• **Written instruction**: Without the pictures, can you quote each line below exactly?

• **Dataset excerpts**:
= = = = = = =
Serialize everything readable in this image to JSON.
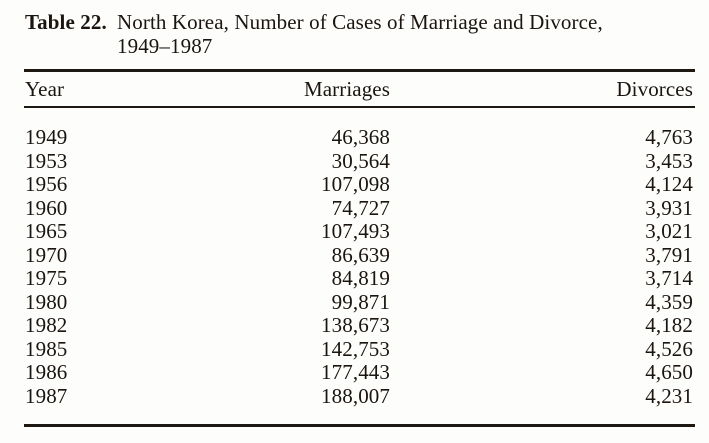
{
  "caption": {
    "label": "Table 22.",
    "title_line1": "North Korea, Number of Cases of Marriage and Divorce,",
    "title_line2": "1949–1987"
  },
  "chart_data": {
    "type": "table",
    "title": "Table 22. North Korea, Number of Cases of Marriage and Divorce, 1949–1987",
    "columns": [
      "Year",
      "Marriages",
      "Divorces"
    ],
    "rows": [
      [
        "1949",
        "46,368",
        "4,763"
      ],
      [
        "1953",
        "30,564",
        "3,453"
      ],
      [
        "1956",
        "107,098",
        "4,124"
      ],
      [
        "1960",
        "74,727",
        "3,931"
      ],
      [
        "1965",
        "107,493",
        "3,021"
      ],
      [
        "1970",
        "86,639",
        "3,791"
      ],
      [
        "1975",
        "84,819",
        "3,714"
      ],
      [
        "1980",
        "99,871",
        "4,359"
      ],
      [
        "1982",
        "138,673",
        "4,182"
      ],
      [
        "1985",
        "142,753",
        "4,526"
      ],
      [
        "1986",
        "177,443",
        "4,650"
      ],
      [
        "1987",
        "188,007",
        "4,231"
      ]
    ],
    "series": [
      {
        "name": "Marriages",
        "x": [
          1949,
          1953,
          1956,
          1960,
          1965,
          1970,
          1975,
          1980,
          1982,
          1985,
          1986,
          1987
        ],
        "values": [
          46368,
          30564,
          107098,
          74727,
          107493,
          86639,
          84819,
          99871,
          138673,
          142753,
          177443,
          188007
        ]
      },
      {
        "name": "Divorces",
        "x": [
          1949,
          1953,
          1956,
          1960,
          1965,
          1970,
          1975,
          1980,
          1982,
          1985,
          1986,
          1987
        ],
        "values": [
          4763,
          3453,
          4124,
          3931,
          3021,
          3791,
          3714,
          4359,
          4182,
          4526,
          4650,
          4231
        ]
      }
    ],
    "ink_color": "#1d1812",
    "background": "#fdfdfb"
  }
}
= = = = = = =
• **Answer for this exercise**:
Serialize everything readable in this image to JSON.
{
  "caption": {
    "label": "Table 22.",
    "title_line1": "North Korea, Number of Cases of Marriage and Divorce,",
    "title_line2": "1949–1987"
  },
  "chart_data": {
    "type": "table",
    "title": "Table 22. North Korea, Number of Cases of Marriage and Divorce, 1949–1987",
    "columns": [
      "Year",
      "Marriages",
      "Divorces"
    ],
    "rows": [
      [
        "1949",
        "46,368",
        "4,763"
      ],
      [
        "1953",
        "30,564",
        "3,453"
      ],
      [
        "1956",
        "107,098",
        "4,124"
      ],
      [
        "1960",
        "74,727",
        "3,931"
      ],
      [
        "1965",
        "107,493",
        "3,021"
      ],
      [
        "1970",
        "86,639",
        "3,791"
      ],
      [
        "1975",
        "84,819",
        "3,714"
      ],
      [
        "1980",
        "99,871",
        "4,359"
      ],
      [
        "1982",
        "138,673",
        "4,182"
      ],
      [
        "1985",
        "142,753",
        "4,526"
      ],
      [
        "1986",
        "177,443",
        "4,650"
      ],
      [
        "1987",
        "188,007",
        "4,231"
      ]
    ],
    "series": [
      {
        "name": "Marriages",
        "x": [
          1949,
          1953,
          1956,
          1960,
          1965,
          1970,
          1975,
          1980,
          1982,
          1985,
          1986,
          1987
        ],
        "values": [
          46368,
          30564,
          107098,
          74727,
          107493,
          86639,
          84819,
          99871,
          138673,
          142753,
          177443,
          188007
        ]
      },
      {
        "name": "Divorces",
        "x": [
          1949,
          1953,
          1956,
          1960,
          1965,
          1970,
          1975,
          1980,
          1982,
          1985,
          1986,
          1987
        ],
        "values": [
          4763,
          3453,
          4124,
          3931,
          3021,
          3791,
          3714,
          4359,
          4182,
          4526,
          4650,
          4231
        ]
      }
    ],
    "ink_color": "#1d1812",
    "background": "#fdfdfb"
  }
}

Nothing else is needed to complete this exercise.